▸ WHAT THE EXERCISE ASKS
Repeat, line for line, the entries printed below.

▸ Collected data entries
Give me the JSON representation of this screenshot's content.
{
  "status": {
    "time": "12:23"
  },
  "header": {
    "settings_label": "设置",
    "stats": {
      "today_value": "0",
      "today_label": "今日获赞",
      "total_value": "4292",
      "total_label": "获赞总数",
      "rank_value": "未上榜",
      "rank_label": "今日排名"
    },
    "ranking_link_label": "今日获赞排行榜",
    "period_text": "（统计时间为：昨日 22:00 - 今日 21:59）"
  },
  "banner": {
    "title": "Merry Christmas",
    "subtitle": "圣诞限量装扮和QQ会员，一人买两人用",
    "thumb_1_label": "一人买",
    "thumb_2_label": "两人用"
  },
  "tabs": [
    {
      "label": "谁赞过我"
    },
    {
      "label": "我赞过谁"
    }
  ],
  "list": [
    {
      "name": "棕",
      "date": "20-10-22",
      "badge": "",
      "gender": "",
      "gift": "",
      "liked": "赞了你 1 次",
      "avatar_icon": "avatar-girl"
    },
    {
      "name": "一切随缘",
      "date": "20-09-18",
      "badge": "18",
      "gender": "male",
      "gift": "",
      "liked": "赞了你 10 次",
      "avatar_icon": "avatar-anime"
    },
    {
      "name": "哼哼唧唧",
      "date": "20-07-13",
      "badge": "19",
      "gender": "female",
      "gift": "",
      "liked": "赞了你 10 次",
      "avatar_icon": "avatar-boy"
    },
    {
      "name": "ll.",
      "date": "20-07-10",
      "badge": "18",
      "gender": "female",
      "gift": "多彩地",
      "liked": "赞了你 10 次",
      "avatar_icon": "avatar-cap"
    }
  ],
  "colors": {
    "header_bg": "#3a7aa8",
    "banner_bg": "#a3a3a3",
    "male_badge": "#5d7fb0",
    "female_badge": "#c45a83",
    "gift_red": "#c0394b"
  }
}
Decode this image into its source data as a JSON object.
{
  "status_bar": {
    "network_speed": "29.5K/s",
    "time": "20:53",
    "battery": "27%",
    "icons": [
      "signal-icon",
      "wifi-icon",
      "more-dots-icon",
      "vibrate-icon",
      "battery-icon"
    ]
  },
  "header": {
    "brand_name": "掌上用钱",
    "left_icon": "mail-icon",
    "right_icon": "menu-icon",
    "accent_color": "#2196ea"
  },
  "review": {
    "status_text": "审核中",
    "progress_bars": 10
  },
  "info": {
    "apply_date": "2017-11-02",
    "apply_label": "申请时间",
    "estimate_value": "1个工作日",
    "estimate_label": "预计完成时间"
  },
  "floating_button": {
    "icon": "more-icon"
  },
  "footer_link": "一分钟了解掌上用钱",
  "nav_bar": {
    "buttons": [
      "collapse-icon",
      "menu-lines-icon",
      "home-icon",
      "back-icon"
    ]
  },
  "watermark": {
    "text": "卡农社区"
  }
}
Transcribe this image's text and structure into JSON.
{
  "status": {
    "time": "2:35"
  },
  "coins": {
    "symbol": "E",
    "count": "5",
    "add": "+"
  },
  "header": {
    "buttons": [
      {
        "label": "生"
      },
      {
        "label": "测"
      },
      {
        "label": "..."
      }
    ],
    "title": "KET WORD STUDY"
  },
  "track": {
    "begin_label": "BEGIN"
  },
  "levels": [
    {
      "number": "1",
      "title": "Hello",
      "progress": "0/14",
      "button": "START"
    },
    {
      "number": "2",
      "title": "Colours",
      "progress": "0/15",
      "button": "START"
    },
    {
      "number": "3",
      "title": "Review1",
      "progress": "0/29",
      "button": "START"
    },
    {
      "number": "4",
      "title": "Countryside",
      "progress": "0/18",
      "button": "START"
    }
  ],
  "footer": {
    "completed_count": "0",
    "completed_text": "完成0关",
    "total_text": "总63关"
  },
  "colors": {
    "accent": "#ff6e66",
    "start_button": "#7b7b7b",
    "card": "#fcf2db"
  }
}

▸ RESULT
Give me the JSON representation of this screenshot's content.
{
  "status": {
    "time": "12:23"
  },
  "header": {
    "settings_label": "设置",
    "stats": {
      "today_value": "0",
      "today_label": "今日获赞",
      "total_value": "4292",
      "total_label": "获赞总数",
      "rank_value": "未上榜",
      "rank_label": "今日排名"
    },
    "ranking_link_label": "今日获赞排行榜",
    "period_text": "（统计时间为：昨日 22:00 - 今日 21:59）"
  },
  "banner": {
    "title": "Merry Christmas",
    "subtitle": "圣诞限量装扮和QQ会员，一人买两人用",
    "thumb_1_label": "一人买",
    "thumb_2_label": "两人用"
  },
  "tabs": [
    {
      "label": "谁赞过我"
    },
    {
      "label": "我赞过谁"
    }
  ],
  "list": [
    {
      "name": "棕",
      "date": "20-10-22",
      "badge": "",
      "gender": "",
      "gift": "",
      "liked": "赞了你 1 次",
      "avatar_icon": "avatar-girl"
    },
    {
      "name": "一切随缘",
      "date": "20-09-18",
      "badge": "18",
      "gender": "male",
      "gift": "",
      "liked": "赞了你 10 次",
      "avatar_icon": "avatar-anime"
    },
    {
      "name": "哼哼唧唧",
      "date": "20-07-13",
      "badge": "19",
      "gender": "female",
      "gift": "",
      "liked": "赞了你 10 次",
      "avatar_icon": "avatar-boy"
    },
    {
      "name": "ll.",
      "date": "20-07-10",
      "badge": "18",
      "gender": "female",
      "gift": "多彩地",
      "liked": "赞了你 10 次",
      "avatar_icon": "avatar-cap"
    }
  ],
  "colors": {
    "header_bg": "#3a7aa8",
    "banner_bg": "#a3a3a3",
    "male_badge": "#5d7fb0",
    "female_badge": "#c45a83",
    "gift_red": "#c0394b"
  }
}
Decode this image into its source data as a JSON object.
{
  "status_bar": {
    "network_speed": "29.5K/s",
    "time": "20:53",
    "battery": "27%",
    "icons": [
      "signal-icon",
      "wifi-icon",
      "more-dots-icon",
      "vibrate-icon",
      "battery-icon"
    ]
  },
  "header": {
    "brand_name": "掌上用钱",
    "left_icon": "mail-icon",
    "right_icon": "menu-icon",
    "accent_color": "#2196ea"
  },
  "review": {
    "status_text": "审核中",
    "progress_bars": 10
  },
  "info": {
    "apply_date": "2017-11-02",
    "apply_label": "申请时间",
    "estimate_value": "1个工作日",
    "estimate_label": "预计完成时间"
  },
  "floating_button": {
    "icon": "more-icon"
  },
  "footer_link": "一分钟了解掌上用钱",
  "nav_bar": {
    "buttons": [
      "collapse-icon",
      "menu-lines-icon",
      "home-icon",
      "back-icon"
    ]
  },
  "watermark": {
    "text": "卡农社区"
  }
}
Transcribe this image's text and structure into JSON.
{
  "status": {
    "time": "2:35"
  },
  "coins": {
    "symbol": "E",
    "count": "5",
    "add": "+"
  },
  "header": {
    "buttons": [
      {
        "label": "生"
      },
      {
        "label": "测"
      },
      {
        "label": "..."
      }
    ],
    "title": "KET WORD STUDY"
  },
  "track": {
    "begin_label": "BEGIN"
  },
  "levels": [
    {
      "number": "1",
      "title": "Hello",
      "progress": "0/14",
      "button": "START"
    },
    {
      "number": "2",
      "title": "Colours",
      "progress": "0/15",
      "button": "START"
    },
    {
      "number": "3",
      "title": "Review1",
      "progress": "0/29",
      "button": "START"
    },
    {
      "number": "4",
      "title": "Countryside",
      "progress": "0/18",
      "button": "START"
    }
  ],
  "footer": {
    "completed_count": "0",
    "completed_text": "完成0关",
    "total_text": "总63关"
  },
  "colors": {
    "accent": "#ff6e66",
    "start_button": "#7b7b7b",
    "card": "#fcf2db"
  }
}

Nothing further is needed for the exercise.